# [RECORDS FOR THE TASK]
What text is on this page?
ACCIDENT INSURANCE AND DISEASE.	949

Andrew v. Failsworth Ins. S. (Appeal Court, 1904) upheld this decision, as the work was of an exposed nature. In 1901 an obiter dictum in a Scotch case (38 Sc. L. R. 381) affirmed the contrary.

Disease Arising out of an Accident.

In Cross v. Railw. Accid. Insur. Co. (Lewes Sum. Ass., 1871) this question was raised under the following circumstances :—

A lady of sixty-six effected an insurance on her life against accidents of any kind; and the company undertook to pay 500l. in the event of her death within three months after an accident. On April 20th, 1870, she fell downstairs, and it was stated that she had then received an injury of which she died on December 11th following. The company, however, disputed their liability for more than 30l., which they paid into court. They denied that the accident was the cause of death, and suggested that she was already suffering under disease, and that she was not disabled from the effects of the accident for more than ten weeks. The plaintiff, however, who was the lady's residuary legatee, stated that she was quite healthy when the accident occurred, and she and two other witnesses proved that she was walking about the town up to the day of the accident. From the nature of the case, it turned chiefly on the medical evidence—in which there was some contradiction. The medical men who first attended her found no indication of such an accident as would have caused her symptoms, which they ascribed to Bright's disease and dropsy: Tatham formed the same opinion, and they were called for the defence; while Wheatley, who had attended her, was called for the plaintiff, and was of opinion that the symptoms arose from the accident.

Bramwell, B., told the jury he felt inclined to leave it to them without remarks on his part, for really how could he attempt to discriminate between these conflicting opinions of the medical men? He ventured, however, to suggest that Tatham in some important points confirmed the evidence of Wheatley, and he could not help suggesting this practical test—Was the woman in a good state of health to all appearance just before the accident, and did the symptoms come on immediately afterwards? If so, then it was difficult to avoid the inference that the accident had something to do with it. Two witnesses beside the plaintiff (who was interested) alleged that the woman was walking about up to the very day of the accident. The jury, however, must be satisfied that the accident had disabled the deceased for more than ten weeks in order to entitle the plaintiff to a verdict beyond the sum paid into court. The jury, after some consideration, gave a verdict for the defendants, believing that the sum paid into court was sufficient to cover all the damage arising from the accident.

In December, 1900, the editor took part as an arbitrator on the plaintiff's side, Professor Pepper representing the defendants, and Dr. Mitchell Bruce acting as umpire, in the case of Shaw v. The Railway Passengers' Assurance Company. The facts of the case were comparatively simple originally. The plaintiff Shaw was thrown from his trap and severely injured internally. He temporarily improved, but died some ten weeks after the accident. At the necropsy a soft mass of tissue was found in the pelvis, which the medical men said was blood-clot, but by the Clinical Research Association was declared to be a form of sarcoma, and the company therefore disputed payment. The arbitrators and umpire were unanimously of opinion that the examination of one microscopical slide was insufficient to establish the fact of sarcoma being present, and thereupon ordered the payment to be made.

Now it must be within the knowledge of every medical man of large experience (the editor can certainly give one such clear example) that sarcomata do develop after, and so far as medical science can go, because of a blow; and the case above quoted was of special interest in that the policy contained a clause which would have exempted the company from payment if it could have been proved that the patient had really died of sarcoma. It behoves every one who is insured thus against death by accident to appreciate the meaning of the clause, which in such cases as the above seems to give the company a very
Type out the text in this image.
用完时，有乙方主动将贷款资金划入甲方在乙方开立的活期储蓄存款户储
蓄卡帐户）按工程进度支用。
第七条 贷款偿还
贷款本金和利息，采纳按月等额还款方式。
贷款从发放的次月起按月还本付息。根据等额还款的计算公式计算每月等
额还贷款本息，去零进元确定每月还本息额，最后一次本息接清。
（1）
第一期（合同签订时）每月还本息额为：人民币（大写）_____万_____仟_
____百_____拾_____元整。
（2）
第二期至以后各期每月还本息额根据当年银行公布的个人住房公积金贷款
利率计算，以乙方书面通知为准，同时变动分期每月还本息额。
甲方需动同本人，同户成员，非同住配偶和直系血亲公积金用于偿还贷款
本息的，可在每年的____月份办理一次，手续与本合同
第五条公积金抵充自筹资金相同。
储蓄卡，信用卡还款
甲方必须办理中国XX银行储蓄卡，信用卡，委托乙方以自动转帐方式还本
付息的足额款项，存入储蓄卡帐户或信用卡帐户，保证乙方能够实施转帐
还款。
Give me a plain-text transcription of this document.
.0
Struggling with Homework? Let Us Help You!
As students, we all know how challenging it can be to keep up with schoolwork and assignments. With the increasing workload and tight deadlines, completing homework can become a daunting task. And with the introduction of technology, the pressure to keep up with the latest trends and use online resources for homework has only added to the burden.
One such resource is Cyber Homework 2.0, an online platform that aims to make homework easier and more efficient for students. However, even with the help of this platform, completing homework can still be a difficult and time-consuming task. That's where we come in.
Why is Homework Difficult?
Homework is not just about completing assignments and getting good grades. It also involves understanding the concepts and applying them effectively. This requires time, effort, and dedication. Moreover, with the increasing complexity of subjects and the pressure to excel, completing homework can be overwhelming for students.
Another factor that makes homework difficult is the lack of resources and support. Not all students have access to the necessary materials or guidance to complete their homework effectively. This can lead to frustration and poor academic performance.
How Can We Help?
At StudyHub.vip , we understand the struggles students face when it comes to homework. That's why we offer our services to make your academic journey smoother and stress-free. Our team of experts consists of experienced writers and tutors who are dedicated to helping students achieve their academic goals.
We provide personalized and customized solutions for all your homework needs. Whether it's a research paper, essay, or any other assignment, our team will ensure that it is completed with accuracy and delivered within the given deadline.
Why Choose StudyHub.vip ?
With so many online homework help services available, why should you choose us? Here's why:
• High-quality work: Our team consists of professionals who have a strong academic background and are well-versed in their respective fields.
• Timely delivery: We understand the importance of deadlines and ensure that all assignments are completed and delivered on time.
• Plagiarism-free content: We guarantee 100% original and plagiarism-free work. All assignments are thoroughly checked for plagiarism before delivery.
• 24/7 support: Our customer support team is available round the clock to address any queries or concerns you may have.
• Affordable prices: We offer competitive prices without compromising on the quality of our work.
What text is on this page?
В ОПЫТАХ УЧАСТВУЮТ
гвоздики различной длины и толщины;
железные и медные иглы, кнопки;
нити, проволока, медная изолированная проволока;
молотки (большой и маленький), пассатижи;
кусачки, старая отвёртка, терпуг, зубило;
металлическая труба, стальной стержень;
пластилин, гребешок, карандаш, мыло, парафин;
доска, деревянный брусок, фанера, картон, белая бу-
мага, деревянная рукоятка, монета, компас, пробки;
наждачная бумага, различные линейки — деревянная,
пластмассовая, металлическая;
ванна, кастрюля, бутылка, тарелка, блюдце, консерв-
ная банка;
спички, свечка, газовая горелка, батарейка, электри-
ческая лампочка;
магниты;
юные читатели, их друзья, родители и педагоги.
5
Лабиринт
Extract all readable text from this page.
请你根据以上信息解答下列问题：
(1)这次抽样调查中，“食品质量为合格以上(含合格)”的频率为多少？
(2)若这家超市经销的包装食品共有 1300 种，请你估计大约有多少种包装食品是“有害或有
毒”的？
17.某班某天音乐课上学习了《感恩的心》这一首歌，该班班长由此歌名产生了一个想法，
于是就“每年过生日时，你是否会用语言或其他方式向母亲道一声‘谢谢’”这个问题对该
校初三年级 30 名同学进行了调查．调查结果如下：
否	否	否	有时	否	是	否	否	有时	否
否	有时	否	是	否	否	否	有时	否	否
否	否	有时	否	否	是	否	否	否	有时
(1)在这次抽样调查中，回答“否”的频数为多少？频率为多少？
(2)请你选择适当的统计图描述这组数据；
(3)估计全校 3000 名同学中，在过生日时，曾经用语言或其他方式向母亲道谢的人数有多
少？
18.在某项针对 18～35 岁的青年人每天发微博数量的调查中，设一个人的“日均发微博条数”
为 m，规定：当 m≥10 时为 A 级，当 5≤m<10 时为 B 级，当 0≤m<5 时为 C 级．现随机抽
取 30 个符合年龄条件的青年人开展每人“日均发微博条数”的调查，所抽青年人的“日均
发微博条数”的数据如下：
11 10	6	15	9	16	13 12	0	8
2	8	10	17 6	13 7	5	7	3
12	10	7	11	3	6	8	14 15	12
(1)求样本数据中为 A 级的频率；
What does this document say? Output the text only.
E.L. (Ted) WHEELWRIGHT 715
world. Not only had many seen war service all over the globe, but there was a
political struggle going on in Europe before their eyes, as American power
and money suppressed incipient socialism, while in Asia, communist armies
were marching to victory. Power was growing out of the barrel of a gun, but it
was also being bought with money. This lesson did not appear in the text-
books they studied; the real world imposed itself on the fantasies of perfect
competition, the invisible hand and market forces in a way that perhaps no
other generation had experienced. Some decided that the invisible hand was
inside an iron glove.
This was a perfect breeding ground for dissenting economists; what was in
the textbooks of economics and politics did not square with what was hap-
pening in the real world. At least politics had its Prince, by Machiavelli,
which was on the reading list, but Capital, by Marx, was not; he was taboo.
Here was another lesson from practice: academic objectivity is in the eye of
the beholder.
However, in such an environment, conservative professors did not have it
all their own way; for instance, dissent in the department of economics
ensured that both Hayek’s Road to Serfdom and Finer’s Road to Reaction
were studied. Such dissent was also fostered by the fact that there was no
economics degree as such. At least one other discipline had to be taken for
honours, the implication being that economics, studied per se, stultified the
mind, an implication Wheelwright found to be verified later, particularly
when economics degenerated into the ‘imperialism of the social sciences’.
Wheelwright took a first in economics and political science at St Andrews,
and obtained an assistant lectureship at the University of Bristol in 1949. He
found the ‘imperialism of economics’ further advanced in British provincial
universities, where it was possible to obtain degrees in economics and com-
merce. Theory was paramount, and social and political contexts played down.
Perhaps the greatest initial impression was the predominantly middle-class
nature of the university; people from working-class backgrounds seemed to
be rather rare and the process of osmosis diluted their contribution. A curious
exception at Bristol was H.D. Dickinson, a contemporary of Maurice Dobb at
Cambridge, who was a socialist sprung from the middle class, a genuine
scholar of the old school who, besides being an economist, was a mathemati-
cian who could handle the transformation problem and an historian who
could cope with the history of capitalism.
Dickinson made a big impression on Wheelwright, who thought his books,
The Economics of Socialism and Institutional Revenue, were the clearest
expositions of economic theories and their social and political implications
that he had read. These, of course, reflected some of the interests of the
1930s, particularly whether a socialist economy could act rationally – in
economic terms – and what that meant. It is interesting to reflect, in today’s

# [PROBLEM TO WORK ON]
Only lines with the word "world" should be collected from the material.

# [RESPONSE TO THIS TASK]
world. Not only had many seen war service all over the globe, but there was a
books they studied; the real world imposed itself on the fantasies of perfect
pening in the real world. At least politics had its Prince, by Machiavelli,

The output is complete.